Required task: Reproduce all of the records below, renaming every occurrence of "pie-slice" to "pie-sector" and leaving everything else unchanged.

***** Excerpted records

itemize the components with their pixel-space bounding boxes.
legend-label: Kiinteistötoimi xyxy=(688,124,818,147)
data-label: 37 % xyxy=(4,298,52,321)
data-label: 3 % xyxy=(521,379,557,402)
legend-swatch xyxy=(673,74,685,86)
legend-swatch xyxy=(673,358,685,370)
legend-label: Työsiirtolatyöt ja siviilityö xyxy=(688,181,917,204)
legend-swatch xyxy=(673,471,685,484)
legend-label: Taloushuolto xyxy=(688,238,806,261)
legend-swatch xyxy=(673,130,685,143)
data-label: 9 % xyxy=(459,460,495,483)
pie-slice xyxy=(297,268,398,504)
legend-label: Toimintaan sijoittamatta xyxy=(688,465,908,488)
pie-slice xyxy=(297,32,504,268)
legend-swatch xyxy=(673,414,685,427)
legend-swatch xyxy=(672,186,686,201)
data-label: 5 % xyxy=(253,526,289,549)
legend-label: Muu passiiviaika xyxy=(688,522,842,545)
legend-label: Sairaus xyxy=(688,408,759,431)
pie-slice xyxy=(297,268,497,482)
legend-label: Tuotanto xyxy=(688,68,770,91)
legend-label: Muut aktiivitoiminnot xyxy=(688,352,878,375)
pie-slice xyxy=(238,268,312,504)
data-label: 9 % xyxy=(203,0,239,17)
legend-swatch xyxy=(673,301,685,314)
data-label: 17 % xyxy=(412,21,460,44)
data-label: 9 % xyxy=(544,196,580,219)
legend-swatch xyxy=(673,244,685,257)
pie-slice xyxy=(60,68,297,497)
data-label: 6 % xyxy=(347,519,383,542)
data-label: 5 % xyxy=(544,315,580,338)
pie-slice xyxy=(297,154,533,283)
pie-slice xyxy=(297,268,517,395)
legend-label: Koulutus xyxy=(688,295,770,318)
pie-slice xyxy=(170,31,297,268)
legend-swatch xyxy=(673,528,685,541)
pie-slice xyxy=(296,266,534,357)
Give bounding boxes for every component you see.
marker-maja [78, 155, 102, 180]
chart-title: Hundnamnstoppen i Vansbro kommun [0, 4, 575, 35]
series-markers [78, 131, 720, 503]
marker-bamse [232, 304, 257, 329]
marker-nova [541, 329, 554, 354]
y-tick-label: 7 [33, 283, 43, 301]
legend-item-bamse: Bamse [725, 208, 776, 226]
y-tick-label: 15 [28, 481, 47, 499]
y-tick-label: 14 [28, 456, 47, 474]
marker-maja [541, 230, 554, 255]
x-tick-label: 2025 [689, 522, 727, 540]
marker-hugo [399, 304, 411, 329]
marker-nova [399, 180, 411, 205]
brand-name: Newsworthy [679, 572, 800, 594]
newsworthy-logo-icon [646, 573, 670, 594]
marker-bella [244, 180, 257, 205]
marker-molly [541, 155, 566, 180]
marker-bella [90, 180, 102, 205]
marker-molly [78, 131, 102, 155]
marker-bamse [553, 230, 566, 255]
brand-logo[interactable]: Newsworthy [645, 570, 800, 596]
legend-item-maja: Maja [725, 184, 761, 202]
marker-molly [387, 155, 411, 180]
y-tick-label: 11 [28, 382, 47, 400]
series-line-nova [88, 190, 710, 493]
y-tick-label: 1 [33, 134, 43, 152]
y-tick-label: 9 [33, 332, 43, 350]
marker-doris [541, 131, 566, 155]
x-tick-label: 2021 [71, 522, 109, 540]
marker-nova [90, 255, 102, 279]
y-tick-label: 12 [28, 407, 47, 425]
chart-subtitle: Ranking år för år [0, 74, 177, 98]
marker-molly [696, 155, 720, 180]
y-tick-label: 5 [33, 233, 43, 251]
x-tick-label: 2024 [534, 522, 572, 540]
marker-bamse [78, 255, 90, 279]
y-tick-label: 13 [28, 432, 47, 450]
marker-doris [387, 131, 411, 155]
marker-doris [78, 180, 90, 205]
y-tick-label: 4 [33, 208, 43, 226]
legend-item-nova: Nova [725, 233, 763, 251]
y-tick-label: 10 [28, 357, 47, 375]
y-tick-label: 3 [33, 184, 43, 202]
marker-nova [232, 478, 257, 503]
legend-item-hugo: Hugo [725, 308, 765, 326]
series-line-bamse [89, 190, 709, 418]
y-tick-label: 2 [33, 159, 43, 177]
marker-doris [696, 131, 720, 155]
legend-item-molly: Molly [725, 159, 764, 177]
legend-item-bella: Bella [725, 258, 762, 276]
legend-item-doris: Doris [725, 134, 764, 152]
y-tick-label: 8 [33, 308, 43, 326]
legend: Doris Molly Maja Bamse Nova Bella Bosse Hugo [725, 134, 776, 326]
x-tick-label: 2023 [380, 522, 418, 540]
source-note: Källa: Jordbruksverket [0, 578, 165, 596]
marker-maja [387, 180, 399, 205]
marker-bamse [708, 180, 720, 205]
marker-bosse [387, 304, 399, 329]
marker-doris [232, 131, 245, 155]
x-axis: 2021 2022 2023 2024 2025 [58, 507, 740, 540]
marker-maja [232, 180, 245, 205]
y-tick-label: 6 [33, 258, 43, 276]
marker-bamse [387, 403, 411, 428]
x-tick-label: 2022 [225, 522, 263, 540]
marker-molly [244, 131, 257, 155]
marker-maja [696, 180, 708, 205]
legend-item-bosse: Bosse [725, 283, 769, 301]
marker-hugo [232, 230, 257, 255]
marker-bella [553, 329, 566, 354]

**********

Task answer:
itemize the components with their pixel-space bounding boxes.
legend-label: Kiinteistötoimi xyxy=(688,124,818,147)
data-label: 37 % xyxy=(4,298,52,321)
data-label: 3 % xyxy=(521,379,557,402)
legend-swatch xyxy=(673,74,685,86)
legend-swatch xyxy=(673,358,685,370)
legend-label: Työsiirtolatyöt ja siviilityö xyxy=(688,181,917,204)
legend-swatch xyxy=(673,471,685,484)
legend-label: Taloushuolto xyxy=(688,238,806,261)
legend-swatch xyxy=(673,130,685,143)
data-label: 9 % xyxy=(459,460,495,483)
pie-sector xyxy=(297,268,398,504)
legend-label: Toimintaan sijoittamatta xyxy=(688,465,908,488)
pie-sector xyxy=(297,32,504,268)
legend-swatch xyxy=(673,414,685,427)
legend-swatch xyxy=(672,186,686,201)
data-label: 5 % xyxy=(253,526,289,549)
legend-label: Muu passiiviaika xyxy=(688,522,842,545)
legend-label: Sairaus xyxy=(688,408,759,431)
pie-sector xyxy=(297,268,497,482)
legend-label: Tuotanto xyxy=(688,68,770,91)
legend-label: Muut aktiivitoiminnot xyxy=(688,352,878,375)
pie-sector xyxy=(238,268,312,504)
data-label: 9 % xyxy=(203,0,239,17)
legend-swatch xyxy=(673,301,685,314)
data-label: 17 % xyxy=(412,21,460,44)
data-label: 9 % xyxy=(544,196,580,219)
legend-swatch xyxy=(673,244,685,257)
pie-sector xyxy=(60,68,297,497)
data-label: 6 % xyxy=(347,519,383,542)
data-label: 5 % xyxy=(544,315,580,338)
pie-sector xyxy=(297,154,533,283)
pie-sector xyxy=(297,268,517,395)
legend-label: Koulutus xyxy=(688,295,770,318)
pie-sector xyxy=(170,31,297,268)
legend-swatch xyxy=(673,528,685,541)
pie-sector xyxy=(296,266,534,357)
Give bounding boxes for every component you see.
marker-maja [78, 155, 102, 180]
chart-title: Hundnamnstoppen i Vansbro kommun [0, 4, 575, 35]
series-markers [78, 131, 720, 503]
marker-bamse [232, 304, 257, 329]
marker-nova [541, 329, 554, 354]
y-tick-label: 7 [33, 283, 43, 301]
legend-item-bamse: Bamse [725, 208, 776, 226]
y-tick-label: 15 [28, 481, 47, 499]
y-tick-label: 14 [28, 456, 47, 474]
marker-maja [541, 230, 554, 255]
x-tick-label: 2025 [689, 522, 727, 540]
marker-hugo [399, 304, 411, 329]
marker-nova [399, 180, 411, 205]
brand-name: Newsworthy [679, 572, 800, 594]
newsworthy-logo-icon [646, 573, 670, 594]
marker-bella [244, 180, 257, 205]
marker-molly [541, 155, 566, 180]
marker-bella [90, 180, 102, 205]
marker-molly [78, 131, 102, 155]
marker-bamse [553, 230, 566, 255]
brand-logo[interactable]: Newsworthy [645, 570, 800, 596]
legend-item-maja: Maja [725, 184, 761, 202]
marker-molly [387, 155, 411, 180]
y-tick-label: 11 [28, 382, 47, 400]
series-line-nova [88, 190, 710, 493]
y-tick-label: 1 [33, 134, 43, 152]
y-tick-label: 9 [33, 332, 43, 350]
marker-doris [541, 131, 566, 155]
x-tick-label: 2021 [71, 522, 109, 540]
marker-nova [90, 255, 102, 279]
y-tick-label: 12 [28, 407, 47, 425]
chart-subtitle: Ranking år för år [0, 74, 177, 98]
marker-molly [696, 155, 720, 180]
y-tick-label: 5 [33, 233, 43, 251]
x-tick-label: 2024 [534, 522, 572, 540]
marker-bamse [78, 255, 90, 279]
y-tick-label: 13 [28, 432, 47, 450]
marker-doris [387, 131, 411, 155]
marker-doris [78, 180, 90, 205]
y-tick-label: 4 [33, 208, 43, 226]
legend-item-nova: Nova [725, 233, 763, 251]
y-tick-label: 10 [28, 357, 47, 375]
y-tick-label: 3 [33, 184, 43, 202]
marker-nova [232, 478, 257, 503]
legend-item-hugo: Hugo [725, 308, 765, 326]
series-line-bamse [89, 190, 709, 418]
y-tick-label: 2 [33, 159, 43, 177]
marker-doris [696, 131, 720, 155]
legend-item-molly: Molly [725, 159, 764, 177]
legend-item-bella: Bella [725, 258, 762, 276]
legend-item-doris: Doris [725, 134, 764, 152]
y-tick-label: 8 [33, 308, 43, 326]
legend: Doris Molly Maja Bamse Nova Bella Bosse Hugo [725, 134, 776, 326]
x-tick-label: 2023 [380, 522, 418, 540]
source-note: Källa: Jordbruksverket [0, 578, 165, 596]
marker-maja [387, 180, 399, 205]
marker-bamse [708, 180, 720, 205]
marker-bosse [387, 304, 399, 329]
marker-doris [232, 131, 245, 155]
x-axis: 2021 2022 2023 2024 2025 [58, 507, 740, 540]
marker-maja [232, 180, 245, 205]
y-tick-label: 6 [33, 258, 43, 276]
marker-bamse [387, 403, 411, 428]
x-tick-label: 2022 [225, 522, 263, 540]
marker-molly [244, 131, 257, 155]
marker-maja [696, 180, 708, 205]
legend-item-bosse: Bosse [725, 283, 769, 301]
marker-hugo [232, 230, 257, 255]
marker-bella [553, 329, 566, 354]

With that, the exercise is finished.